Stored data entries
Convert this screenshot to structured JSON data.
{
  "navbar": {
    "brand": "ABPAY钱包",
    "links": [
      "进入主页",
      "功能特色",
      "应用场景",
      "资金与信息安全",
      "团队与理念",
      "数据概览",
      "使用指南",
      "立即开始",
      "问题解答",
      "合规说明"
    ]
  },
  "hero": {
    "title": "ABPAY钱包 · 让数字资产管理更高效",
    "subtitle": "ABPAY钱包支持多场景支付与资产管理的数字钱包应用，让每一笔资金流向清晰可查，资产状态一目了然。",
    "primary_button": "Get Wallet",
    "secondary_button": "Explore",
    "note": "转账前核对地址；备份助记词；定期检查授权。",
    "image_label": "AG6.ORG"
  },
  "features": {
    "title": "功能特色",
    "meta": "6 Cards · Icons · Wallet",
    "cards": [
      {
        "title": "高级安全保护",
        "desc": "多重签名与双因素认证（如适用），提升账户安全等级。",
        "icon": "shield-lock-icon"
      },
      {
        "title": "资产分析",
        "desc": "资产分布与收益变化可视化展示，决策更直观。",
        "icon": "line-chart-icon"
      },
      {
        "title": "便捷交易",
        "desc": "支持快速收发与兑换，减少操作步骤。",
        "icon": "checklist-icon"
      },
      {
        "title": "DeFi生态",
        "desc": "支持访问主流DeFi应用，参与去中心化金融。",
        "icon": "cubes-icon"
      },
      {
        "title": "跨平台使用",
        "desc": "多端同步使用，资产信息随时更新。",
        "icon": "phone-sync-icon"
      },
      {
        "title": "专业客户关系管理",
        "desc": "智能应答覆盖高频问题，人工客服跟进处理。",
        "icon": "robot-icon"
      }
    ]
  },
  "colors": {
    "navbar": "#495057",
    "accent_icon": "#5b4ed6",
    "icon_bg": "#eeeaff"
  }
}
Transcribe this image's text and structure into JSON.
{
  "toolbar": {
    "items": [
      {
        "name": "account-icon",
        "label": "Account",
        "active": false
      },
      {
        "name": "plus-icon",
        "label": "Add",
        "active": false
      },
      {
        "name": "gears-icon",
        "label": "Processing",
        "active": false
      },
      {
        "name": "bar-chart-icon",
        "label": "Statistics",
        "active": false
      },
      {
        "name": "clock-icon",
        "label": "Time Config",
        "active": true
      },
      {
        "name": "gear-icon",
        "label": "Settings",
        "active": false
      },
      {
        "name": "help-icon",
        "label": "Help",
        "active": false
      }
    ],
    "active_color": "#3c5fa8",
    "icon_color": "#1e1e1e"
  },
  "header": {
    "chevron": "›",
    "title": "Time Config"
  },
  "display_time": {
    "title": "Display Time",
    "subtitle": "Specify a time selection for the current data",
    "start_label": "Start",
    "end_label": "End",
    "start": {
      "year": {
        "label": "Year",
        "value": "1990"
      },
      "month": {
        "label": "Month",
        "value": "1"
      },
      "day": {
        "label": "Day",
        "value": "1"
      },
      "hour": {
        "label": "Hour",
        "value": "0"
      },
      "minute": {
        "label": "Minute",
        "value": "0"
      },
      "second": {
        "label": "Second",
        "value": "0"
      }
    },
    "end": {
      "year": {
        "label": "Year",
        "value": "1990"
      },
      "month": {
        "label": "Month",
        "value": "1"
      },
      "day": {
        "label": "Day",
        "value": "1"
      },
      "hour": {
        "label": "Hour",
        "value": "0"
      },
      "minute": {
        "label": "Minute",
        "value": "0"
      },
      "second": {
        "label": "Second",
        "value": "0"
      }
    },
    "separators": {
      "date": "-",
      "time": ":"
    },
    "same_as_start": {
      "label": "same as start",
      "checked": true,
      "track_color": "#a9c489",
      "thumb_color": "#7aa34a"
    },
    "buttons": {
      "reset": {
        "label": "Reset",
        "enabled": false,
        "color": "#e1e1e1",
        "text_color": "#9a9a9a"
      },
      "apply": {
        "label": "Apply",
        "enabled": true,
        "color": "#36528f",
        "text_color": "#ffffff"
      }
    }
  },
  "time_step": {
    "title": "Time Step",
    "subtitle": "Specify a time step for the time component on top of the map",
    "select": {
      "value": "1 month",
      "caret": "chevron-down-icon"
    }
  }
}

*WRITTEN TASK*.
Tally the lines of the data that hold the string "Specify". Answer with the number and nothing more.

*EXERCISE SOLUTION*.
2